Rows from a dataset

^^^^^^^^^^^^^^^^

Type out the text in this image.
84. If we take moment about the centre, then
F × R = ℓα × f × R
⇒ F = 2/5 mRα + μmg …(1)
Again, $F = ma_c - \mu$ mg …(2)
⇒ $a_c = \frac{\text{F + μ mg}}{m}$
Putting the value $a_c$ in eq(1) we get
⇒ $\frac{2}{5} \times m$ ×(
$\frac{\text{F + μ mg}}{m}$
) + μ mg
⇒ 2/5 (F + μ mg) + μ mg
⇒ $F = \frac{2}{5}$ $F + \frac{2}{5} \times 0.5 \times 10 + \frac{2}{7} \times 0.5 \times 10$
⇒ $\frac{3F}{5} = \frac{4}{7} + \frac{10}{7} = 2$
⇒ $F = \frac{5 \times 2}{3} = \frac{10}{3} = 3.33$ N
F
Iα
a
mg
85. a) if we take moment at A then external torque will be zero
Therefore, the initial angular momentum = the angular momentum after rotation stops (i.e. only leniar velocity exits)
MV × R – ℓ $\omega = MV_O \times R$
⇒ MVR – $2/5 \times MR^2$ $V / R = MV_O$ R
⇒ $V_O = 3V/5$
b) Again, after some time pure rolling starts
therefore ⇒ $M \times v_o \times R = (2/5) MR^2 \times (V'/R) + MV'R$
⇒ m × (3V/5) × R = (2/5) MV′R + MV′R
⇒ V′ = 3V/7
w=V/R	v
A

^^^^^^^^^^^^^^^^

• _WHAT TO PRODUCE_: Print the material verbatim, all of it.

• _SOLUTION TO THIS EXERCISE_:
Type out the text in this image.
84. If we take moment about the centre, then
F × R = ℓα × f × R
⇒ F = 2/5 mRα + μmg …(1)
Again, $F = ma_c - \mu$ mg …(2)
⇒ $a_c = \frac{\text{F + μ mg}}{m}$
Putting the value $a_c$ in eq(1) we get
⇒ $\frac{2}{5} \times m$ ×(
$\frac{\text{F + μ mg}}{m}$
) + μ mg
⇒ 2/5 (F + μ mg) + μ mg
⇒ $F = \frac{2}{5}$ $F + \frac{2}{5} \times 0.5 \times 10 + \frac{2}{7} \times 0.5 \times 10$
⇒ $\frac{3F}{5} = \frac{4}{7} + \frac{10}{7} = 2$
⇒ $F = \frac{5 \times 2}{3} = \frac{10}{3} = 3.33$ N
F
Iα
a
mg
85. a) if we take moment at A then external torque will be zero
Therefore, the initial angular momentum = the angular momentum after rotation stops (i.e. only leniar velocity exits)
MV × R – ℓ $\omega = MV_O \times R$
⇒ MVR – $2/5 \times MR^2$ $V / R = MV_O$ R
⇒ $V_O = 3V/5$
b) Again, after some time pure rolling starts
therefore ⇒ $M \times v_o \times R = (2/5) MR^2 \times (V'/R) + MV'R$
⇒ m × (3V/5) × R = (2/5) MV′R + MV′R
⇒ V′ = 3V/7
w=V/R	v
A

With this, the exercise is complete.